## INPUT RECORDS
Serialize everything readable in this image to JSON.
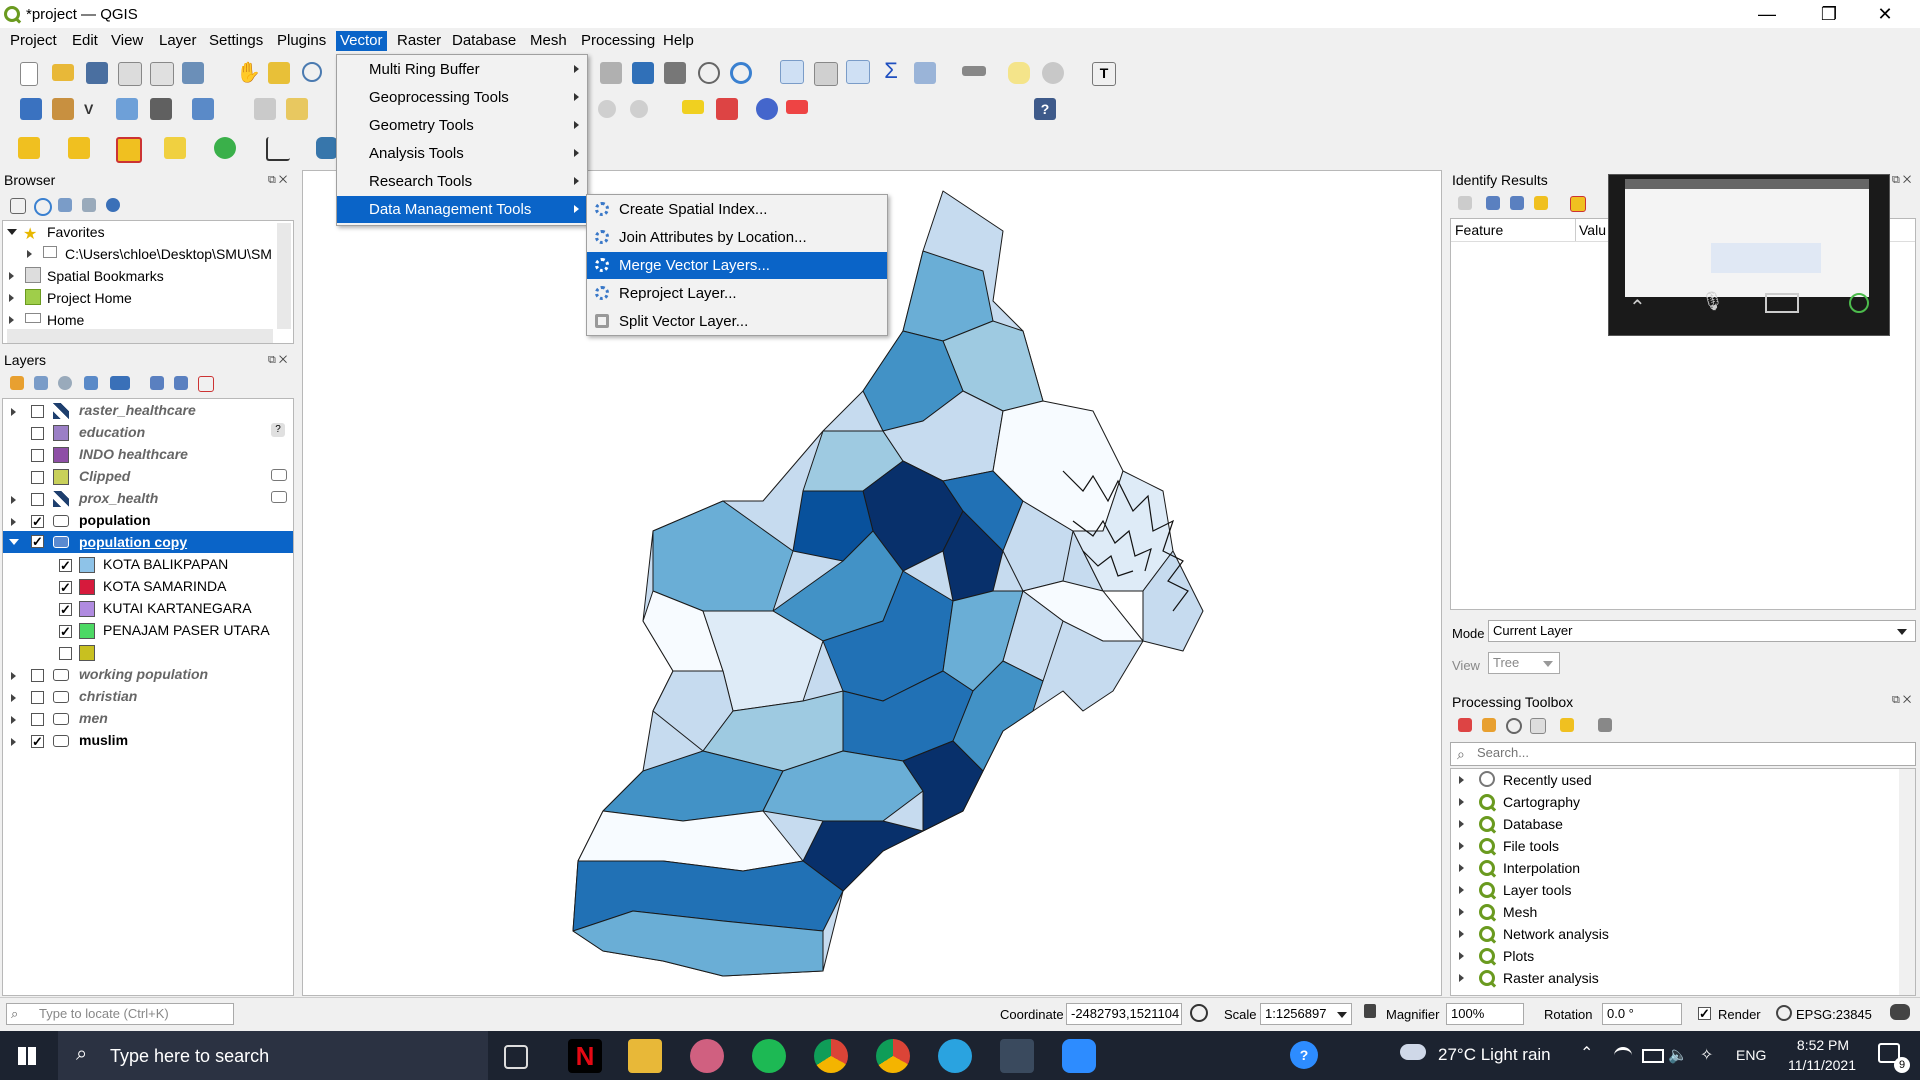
{
  "window": {
    "title": "*project — QGIS",
    "minimize": "—",
    "restore": "❐",
    "close": "✕"
  },
  "menubar": [
    "Project",
    "Edit",
    "View",
    "Layer",
    "Settings",
    "Plugins",
    "Vector",
    "Raster",
    "Database",
    "Mesh",
    "Processing",
    "Help"
  ],
  "vector_menu": {
    "items": [
      "Multi Ring Buffer",
      "Geoprocessing Tools",
      "Geometry Tools",
      "Analysis Tools",
      "Research Tools",
      "Data Management Tools"
    ],
    "active": "Data Management Tools"
  },
  "data_management_menu": {
    "items": [
      "Create Spatial Index...",
      "Join Attributes by Location...",
      "Merge Vector Layers...",
      "Reproject Layer...",
      "Split Vector Layer..."
    ],
    "highlighted": "Merge Vector Layers..."
  },
  "browser": {
    "title": "Browser",
    "items": [
      "Favorites",
      "C:\\Users\\chloe\\Desktop\\SMU\\SM",
      "Spatial Bookmarks",
      "Project Home",
      "Home"
    ]
  },
  "layers": {
    "title": "Layers",
    "items": [
      {
        "name": "raster_healthcare",
        "checked": false
      },
      {
        "name": "education",
        "checked": false
      },
      {
        "name": "INDO healthcare",
        "checked": false
      },
      {
        "name": "Clipped",
        "checked": false
      },
      {
        "name": "prox_health",
        "checked": false
      },
      {
        "name": "population",
        "checked": true
      },
      {
        "name": "population copy",
        "checked": true
      }
    ],
    "categories": [
      {
        "label": "KOTA BALIKPAPAN",
        "color": "#8ec3e8"
      },
      {
        "label": "KOTA SAMARINDA",
        "color": "#d61a3c"
      },
      {
        "label": "KUTAI KARTANEGARA",
        "color": "#b08be0"
      },
      {
        "label": "PENAJAM PASER UTARA",
        "color": "#4cd964"
      },
      {
        "label": "",
        "color": "#c8c020"
      }
    ],
    "more": [
      {
        "name": "working population",
        "checked": false
      },
      {
        "name": "christian",
        "checked": false
      },
      {
        "name": "men",
        "checked": false
      },
      {
        "name": "muslim",
        "checked": true
      }
    ]
  },
  "identify": {
    "title": "Identify Results",
    "col_feature": "Feature",
    "col_value": "Valu",
    "mode_label": "Mode",
    "mode_value": "Current Layer",
    "view_label": "View",
    "view_value": "Tree"
  },
  "toolbox": {
    "title": "Processing Toolbox",
    "search_placeholder": "Search...",
    "items": [
      "Recently used",
      "Cartography",
      "Database",
      "File tools",
      "Interpolation",
      "Layer tools",
      "Mesh",
      "Network analysis",
      "Plots",
      "Raster analysis"
    ]
  },
  "statusbar": {
    "locate_placeholder": "Type to locate (Ctrl+K)",
    "coordinate_label": "Coordinate",
    "coordinate_value": "-2482793,1521104",
    "scale_label": "Scale",
    "scale_value": "1:1256897",
    "magnifier_label": "Magnifier",
    "magnifier_value": "100%",
    "rotation_label": "Rotation",
    "rotation_value": "0.0 °",
    "render_label": "Render",
    "crs": "EPSG:23845"
  },
  "taskbar": {
    "search_placeholder": "Type here to search",
    "weather": "27°C  Light rain",
    "lang": "ENG",
    "time": "8:52 PM",
    "date": "11/11/2021",
    "notif_count": "9"
  },
  "colors": {
    "accent": "#0a64c8",
    "map_dark": "#08306b",
    "map_mid": "#2b7bba",
    "map_light": "#c6dbef"
  }
}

## EXERCISE INSTRUCTIONS
Determine the number of lines in the listing that hold the word "name", and supply that number and nothing further.

## FINISHED EXERCISE
11